▶ _MATERIAL PROVIDED_

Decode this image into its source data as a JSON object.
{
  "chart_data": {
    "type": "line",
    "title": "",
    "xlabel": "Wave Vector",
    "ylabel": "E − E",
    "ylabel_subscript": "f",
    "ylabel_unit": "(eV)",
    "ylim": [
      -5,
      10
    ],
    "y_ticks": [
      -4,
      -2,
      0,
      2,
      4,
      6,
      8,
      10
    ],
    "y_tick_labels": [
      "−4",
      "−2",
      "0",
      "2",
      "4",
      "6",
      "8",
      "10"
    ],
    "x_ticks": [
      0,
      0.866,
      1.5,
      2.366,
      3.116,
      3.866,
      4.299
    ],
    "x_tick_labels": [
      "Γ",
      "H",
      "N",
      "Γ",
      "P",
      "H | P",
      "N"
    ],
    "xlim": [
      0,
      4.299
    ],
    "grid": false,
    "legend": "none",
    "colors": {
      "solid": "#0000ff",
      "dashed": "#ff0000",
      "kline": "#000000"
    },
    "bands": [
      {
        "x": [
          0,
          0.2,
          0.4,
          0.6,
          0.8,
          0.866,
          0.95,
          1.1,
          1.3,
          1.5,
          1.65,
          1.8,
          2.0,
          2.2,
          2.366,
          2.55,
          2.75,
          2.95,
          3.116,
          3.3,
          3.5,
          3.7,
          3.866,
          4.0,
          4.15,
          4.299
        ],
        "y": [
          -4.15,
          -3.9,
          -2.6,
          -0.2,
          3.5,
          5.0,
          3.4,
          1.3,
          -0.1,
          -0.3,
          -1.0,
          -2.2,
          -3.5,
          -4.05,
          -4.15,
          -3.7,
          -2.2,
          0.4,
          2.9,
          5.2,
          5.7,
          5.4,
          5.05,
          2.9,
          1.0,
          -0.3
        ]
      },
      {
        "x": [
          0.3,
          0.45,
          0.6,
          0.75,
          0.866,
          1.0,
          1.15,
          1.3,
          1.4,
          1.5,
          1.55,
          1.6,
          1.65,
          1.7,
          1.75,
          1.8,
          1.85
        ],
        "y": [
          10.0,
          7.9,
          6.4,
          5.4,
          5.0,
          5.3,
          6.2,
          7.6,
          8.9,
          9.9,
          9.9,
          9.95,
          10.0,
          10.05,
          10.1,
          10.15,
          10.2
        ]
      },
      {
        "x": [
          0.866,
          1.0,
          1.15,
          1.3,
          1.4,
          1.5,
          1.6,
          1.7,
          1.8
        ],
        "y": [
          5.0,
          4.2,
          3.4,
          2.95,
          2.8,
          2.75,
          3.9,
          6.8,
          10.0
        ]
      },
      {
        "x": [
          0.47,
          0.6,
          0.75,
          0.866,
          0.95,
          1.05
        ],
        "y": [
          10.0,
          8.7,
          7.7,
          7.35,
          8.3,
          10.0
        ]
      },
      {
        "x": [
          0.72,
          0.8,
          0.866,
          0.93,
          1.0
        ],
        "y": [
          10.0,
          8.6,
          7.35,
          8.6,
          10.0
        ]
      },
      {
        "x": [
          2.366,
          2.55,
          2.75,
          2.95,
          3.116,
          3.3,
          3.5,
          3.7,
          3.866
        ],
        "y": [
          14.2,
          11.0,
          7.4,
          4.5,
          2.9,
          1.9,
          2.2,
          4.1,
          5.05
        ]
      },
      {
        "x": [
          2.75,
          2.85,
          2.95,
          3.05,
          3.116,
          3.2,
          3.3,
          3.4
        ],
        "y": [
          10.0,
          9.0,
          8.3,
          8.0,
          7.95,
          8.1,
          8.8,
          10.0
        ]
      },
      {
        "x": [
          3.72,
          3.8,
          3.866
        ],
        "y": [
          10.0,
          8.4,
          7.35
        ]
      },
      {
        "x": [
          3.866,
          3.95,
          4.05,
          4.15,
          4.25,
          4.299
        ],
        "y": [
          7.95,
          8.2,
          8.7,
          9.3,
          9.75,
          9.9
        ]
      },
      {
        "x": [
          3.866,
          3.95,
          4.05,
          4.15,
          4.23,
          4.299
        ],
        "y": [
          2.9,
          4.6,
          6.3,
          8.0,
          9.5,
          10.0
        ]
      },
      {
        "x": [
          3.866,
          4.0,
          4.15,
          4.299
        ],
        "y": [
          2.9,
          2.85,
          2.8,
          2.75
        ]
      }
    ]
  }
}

▶ _SHORT TASK_
Send back all of the entries exactly, with nothing missing.

▶ _RESPONSE BELOW_
Decode this image into its source data as a JSON object.
{
  "chart_data": {
    "type": "line",
    "title": "",
    "xlabel": "Wave Vector",
    "ylabel": "E − E",
    "ylabel_subscript": "f",
    "ylabel_unit": "(eV)",
    "ylim": [
      -5,
      10
    ],
    "y_ticks": [
      -4,
      -2,
      0,
      2,
      4,
      6,
      8,
      10
    ],
    "y_tick_labels": [
      "−4",
      "−2",
      "0",
      "2",
      "4",
      "6",
      "8",
      "10"
    ],
    "x_ticks": [
      0,
      0.866,
      1.5,
      2.366,
      3.116,
      3.866,
      4.299
    ],
    "x_tick_labels": [
      "Γ",
      "H",
      "N",
      "Γ",
      "P",
      "H | P",
      "N"
    ],
    "xlim": [
      0,
      4.299
    ],
    "grid": false,
    "legend": "none",
    "colors": {
      "solid": "#0000ff",
      "dashed": "#ff0000",
      "kline": "#000000"
    },
    "bands": [
      {
        "x": [
          0,
          0.2,
          0.4,
          0.6,
          0.8,
          0.866,
          0.95,
          1.1,
          1.3,
          1.5,
          1.65,
          1.8,
          2.0,
          2.2,
          2.366,
          2.55,
          2.75,
          2.95,
          3.116,
          3.3,
          3.5,
          3.7,
          3.866,
          4.0,
          4.15,
          4.299
        ],
        "y": [
          -4.15,
          -3.9,
          -2.6,
          -0.2,
          3.5,
          5.0,
          3.4,
          1.3,
          -0.1,
          -0.3,
          -1.0,
          -2.2,
          -3.5,
          -4.05,
          -4.15,
          -3.7,
          -2.2,
          0.4,
          2.9,
          5.2,
          5.7,
          5.4,
          5.05,
          2.9,
          1.0,
          -0.3
        ]
      },
      {
        "x": [
          0.3,
          0.45,
          0.6,
          0.75,
          0.866,
          1.0,
          1.15,
          1.3,
          1.4,
          1.5,
          1.55,
          1.6,
          1.65,
          1.7,
          1.75,
          1.8,
          1.85
        ],
        "y": [
          10.0,
          7.9,
          6.4,
          5.4,
          5.0,
          5.3,
          6.2,
          7.6,
          8.9,
          9.9,
          9.9,
          9.95,
          10.0,
          10.05,
          10.1,
          10.15,
          10.2
        ]
      },
      {
        "x": [
          0.866,
          1.0,
          1.15,
          1.3,
          1.4,
          1.5,
          1.6,
          1.7,
          1.8
        ],
        "y": [
          5.0,
          4.2,
          3.4,
          2.95,
          2.8,
          2.75,
          3.9,
          6.8,
          10.0
        ]
      },
      {
        "x": [
          0.47,
          0.6,
          0.75,
          0.866,
          0.95,
          1.05
        ],
        "y": [
          10.0,
          8.7,
          7.7,
          7.35,
          8.3,
          10.0
        ]
      },
      {
        "x": [
          0.72,
          0.8,
          0.866,
          0.93,
          1.0
        ],
        "y": [
          10.0,
          8.6,
          7.35,
          8.6,
          10.0
        ]
      },
      {
        "x": [
          2.366,
          2.55,
          2.75,
          2.95,
          3.116,
          3.3,
          3.5,
          3.7,
          3.866
        ],
        "y": [
          14.2,
          11.0,
          7.4,
          4.5,
          2.9,
          1.9,
          2.2,
          4.1,
          5.05
        ]
      },
      {
        "x": [
          2.75,
          2.85,
          2.95,
          3.05,
          3.116,
          3.2,
          3.3,
          3.4
        ],
        "y": [
          10.0,
          9.0,
          8.3,
          8.0,
          7.95,
          8.1,
          8.8,
          10.0
        ]
      },
      {
        "x": [
          3.72,
          3.8,
          3.866
        ],
        "y": [
          10.0,
          8.4,
          7.35
        ]
      },
      {
        "x": [
          3.866,
          3.95,
          4.05,
          4.15,
          4.25,
          4.299
        ],
        "y": [
          7.95,
          8.2,
          8.7,
          9.3,
          9.75,
          9.9
        ]
      },
      {
        "x": [
          3.866,
          3.95,
          4.05,
          4.15,
          4.23,
          4.299
        ],
        "y": [
          2.9,
          4.6,
          6.3,
          8.0,
          9.5,
          10.0
        ]
      },
      {
        "x": [
          3.866,
          4.0,
          4.15,
          4.299
        ],
        "y": [
          2.9,
          2.85,
          2.8,
          2.75
        ]
      }
    ]
  }
}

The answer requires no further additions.